Extracted records
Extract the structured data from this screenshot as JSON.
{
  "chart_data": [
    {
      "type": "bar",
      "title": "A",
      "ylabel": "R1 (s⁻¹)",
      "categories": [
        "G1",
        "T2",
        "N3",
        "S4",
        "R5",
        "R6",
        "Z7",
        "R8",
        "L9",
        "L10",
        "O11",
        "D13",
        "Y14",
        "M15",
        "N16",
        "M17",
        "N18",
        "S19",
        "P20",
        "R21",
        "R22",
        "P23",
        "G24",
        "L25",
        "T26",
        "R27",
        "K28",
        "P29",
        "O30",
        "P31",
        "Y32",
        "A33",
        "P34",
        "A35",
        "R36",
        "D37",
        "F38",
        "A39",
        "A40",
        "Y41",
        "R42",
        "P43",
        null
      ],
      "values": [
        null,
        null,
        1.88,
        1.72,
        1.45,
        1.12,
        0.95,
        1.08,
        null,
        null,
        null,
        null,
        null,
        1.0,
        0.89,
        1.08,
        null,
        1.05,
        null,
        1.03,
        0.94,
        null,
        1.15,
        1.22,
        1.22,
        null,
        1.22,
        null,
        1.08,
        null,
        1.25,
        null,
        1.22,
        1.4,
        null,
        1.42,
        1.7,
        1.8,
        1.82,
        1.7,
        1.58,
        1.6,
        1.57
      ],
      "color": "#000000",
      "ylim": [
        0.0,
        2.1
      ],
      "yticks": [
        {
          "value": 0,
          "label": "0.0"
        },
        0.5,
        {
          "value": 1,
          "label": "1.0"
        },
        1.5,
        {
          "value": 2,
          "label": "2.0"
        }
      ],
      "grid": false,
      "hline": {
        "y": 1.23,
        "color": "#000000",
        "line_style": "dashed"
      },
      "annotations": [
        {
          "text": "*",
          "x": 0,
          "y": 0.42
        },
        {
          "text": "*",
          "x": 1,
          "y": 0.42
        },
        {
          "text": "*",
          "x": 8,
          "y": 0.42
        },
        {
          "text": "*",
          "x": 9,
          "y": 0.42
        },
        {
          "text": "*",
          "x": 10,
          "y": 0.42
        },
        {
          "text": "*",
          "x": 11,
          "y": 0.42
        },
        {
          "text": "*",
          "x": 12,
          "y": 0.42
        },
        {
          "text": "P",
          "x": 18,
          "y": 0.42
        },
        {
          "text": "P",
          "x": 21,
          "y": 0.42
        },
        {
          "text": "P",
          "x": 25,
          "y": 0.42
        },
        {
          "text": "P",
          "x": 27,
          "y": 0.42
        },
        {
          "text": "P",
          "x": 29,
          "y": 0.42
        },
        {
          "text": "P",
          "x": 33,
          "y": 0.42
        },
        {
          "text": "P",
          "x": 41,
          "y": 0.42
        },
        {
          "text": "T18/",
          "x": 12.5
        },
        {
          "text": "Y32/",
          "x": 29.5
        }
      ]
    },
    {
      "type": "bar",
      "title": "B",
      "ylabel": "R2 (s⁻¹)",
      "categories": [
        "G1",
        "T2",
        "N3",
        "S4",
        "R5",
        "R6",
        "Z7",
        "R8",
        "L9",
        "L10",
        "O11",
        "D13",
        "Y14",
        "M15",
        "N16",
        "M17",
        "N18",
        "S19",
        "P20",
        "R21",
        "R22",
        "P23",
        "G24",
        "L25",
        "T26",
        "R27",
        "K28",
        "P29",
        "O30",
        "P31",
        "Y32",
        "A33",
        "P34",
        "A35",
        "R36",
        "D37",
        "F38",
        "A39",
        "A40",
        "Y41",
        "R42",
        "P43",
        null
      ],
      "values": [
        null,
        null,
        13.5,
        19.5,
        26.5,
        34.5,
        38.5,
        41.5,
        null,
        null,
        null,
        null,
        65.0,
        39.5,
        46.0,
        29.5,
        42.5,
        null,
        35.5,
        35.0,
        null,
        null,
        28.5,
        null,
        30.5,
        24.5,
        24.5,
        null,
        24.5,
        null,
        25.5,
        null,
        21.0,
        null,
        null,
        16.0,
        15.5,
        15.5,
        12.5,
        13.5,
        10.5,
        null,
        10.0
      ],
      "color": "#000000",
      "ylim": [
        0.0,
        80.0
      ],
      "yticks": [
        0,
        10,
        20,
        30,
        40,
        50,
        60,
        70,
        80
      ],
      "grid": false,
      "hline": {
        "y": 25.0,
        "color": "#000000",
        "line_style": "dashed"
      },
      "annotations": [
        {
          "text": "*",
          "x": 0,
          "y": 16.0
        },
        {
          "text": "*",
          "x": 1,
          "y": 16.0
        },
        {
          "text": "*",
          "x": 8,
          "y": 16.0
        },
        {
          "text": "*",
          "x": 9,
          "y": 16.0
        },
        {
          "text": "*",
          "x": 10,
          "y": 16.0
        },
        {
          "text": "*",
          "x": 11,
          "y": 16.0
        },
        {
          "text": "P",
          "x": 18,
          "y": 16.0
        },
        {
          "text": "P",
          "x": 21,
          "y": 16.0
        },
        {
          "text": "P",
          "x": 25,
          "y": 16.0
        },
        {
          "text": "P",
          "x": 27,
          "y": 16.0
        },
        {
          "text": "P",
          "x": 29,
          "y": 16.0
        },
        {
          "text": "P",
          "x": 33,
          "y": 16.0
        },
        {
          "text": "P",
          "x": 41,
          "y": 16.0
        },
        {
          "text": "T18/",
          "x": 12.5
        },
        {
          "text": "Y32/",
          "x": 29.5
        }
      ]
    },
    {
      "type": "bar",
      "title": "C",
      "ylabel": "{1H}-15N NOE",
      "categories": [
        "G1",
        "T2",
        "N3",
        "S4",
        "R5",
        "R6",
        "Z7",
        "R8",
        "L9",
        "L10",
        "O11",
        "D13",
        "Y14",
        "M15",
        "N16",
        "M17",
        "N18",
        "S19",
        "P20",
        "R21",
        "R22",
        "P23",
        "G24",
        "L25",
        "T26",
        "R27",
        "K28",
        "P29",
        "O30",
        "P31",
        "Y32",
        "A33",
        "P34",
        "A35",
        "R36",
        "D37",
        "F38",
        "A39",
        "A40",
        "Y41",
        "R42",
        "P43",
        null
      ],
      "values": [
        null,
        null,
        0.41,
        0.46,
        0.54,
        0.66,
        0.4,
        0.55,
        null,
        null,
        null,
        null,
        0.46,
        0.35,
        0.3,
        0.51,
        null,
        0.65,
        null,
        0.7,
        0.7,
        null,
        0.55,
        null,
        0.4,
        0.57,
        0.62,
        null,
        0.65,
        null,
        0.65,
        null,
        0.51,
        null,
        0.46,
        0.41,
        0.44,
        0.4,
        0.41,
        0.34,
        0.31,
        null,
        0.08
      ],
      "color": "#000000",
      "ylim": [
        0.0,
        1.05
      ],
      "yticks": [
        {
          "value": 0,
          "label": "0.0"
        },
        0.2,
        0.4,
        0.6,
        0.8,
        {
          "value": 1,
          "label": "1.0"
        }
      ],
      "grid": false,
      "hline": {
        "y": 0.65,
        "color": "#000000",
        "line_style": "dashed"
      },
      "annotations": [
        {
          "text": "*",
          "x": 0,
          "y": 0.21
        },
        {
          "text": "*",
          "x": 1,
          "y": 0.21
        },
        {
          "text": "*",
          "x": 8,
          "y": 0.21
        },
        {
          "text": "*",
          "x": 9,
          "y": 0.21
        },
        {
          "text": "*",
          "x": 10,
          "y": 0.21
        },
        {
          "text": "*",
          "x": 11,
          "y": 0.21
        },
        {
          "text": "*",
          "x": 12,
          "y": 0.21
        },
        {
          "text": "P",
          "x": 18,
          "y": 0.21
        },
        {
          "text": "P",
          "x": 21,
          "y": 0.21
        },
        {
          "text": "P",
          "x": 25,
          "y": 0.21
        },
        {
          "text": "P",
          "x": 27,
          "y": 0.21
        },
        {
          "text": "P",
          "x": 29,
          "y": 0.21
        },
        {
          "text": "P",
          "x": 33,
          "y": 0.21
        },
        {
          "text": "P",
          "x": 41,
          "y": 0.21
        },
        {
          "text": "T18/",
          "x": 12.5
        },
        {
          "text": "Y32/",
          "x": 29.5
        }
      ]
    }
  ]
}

▸ EXERCISE
Say how many lines include the word "ylabel"; reply with the number alone.

▸ EXERCISE ANSWER
3